-- begin The records --

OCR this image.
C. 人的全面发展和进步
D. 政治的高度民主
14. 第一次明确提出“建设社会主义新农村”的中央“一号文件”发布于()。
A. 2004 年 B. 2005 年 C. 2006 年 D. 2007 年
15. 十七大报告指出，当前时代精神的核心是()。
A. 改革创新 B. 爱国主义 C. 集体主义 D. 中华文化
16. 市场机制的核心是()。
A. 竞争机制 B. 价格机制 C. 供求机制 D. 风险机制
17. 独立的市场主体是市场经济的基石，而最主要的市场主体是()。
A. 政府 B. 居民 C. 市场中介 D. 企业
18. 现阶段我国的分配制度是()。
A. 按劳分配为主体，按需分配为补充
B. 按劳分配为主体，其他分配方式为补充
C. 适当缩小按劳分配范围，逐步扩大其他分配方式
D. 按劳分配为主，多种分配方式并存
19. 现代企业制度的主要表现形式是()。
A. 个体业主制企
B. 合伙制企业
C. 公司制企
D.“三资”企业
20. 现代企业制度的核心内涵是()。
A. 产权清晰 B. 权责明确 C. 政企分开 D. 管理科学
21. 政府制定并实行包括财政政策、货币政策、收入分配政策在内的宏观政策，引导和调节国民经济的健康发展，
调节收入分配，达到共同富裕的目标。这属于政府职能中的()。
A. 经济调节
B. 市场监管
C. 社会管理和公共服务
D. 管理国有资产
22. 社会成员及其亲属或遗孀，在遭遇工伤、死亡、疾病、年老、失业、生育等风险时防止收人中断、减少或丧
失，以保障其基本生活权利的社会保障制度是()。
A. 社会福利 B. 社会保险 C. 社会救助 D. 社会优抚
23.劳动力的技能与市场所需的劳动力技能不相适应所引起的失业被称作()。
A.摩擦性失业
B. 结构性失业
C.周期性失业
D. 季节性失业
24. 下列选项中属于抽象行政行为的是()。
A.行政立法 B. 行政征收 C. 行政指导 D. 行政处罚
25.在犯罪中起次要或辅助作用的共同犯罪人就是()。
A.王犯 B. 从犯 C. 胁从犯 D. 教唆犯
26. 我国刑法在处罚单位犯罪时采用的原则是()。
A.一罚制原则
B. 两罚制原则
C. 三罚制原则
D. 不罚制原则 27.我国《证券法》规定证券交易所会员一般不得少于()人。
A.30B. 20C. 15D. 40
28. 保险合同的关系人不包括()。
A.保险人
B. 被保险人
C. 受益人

-- end The records --

Reproduce the material exactly, with every line intact.

● **Response for this exercise**:
OCR this image.
C. 人的全面发展和进步
D. 政治的高度民主
14. 第一次明确提出“建设社会主义新农村”的中央“一号文件”发布于()。
A. 2004 年 B. 2005 年 C. 2006 年 D. 2007 年
15. 十七大报告指出，当前时代精神的核心是()。
A. 改革创新 B. 爱国主义 C. 集体主义 D. 中华文化
16. 市场机制的核心是()。
A. 竞争机制 B. 价格机制 C. 供求机制 D. 风险机制
17. 独立的市场主体是市场经济的基石，而最主要的市场主体是()。
A. 政府 B. 居民 C. 市场中介 D. 企业
18. 现阶段我国的分配制度是()。
A. 按劳分配为主体，按需分配为补充
B. 按劳分配为主体，其他分配方式为补充
C. 适当缩小按劳分配范围，逐步扩大其他分配方式
D. 按劳分配为主，多种分配方式并存
19. 现代企业制度的主要表现形式是()。
A. 个体业主制企
B. 合伙制企业
C. 公司制企
D.“三资”企业
20. 现代企业制度的核心内涵是()。
A. 产权清晰 B. 权责明确 C. 政企分开 D. 管理科学
21. 政府制定并实行包括财政政策、货币政策、收入分配政策在内的宏观政策，引导和调节国民经济的健康发展，
调节收入分配，达到共同富裕的目标。这属于政府职能中的()。
A. 经济调节
B. 市场监管
C. 社会管理和公共服务
D. 管理国有资产
22. 社会成员及其亲属或遗孀，在遭遇工伤、死亡、疾病、年老、失业、生育等风险时防止收人中断、减少或丧
失，以保障其基本生活权利的社会保障制度是()。
A. 社会福利 B. 社会保险 C. 社会救助 D. 社会优抚
23.劳动力的技能与市场所需的劳动力技能不相适应所引起的失业被称作()。
A.摩擦性失业
B. 结构性失业
C.周期性失业
D. 季节性失业
24. 下列选项中属于抽象行政行为的是()。
A.行政立法 B. 行政征收 C. 行政指导 D. 行政处罚
25.在犯罪中起次要或辅助作用的共同犯罪人就是()。
A.王犯 B. 从犯 C. 胁从犯 D. 教唆犯
26. 我国刑法在处罚单位犯罪时采用的原则是()。
A.一罚制原则
B. 两罚制原则
C. 三罚制原则
D. 不罚制原则 27.我国《证券法》规定证券交易所会员一般不得少于()人。
A.30B. 20C. 15D. 40
28. 保险合同的关系人不包括()。
A.保险人
B. 被保险人
C. 受益人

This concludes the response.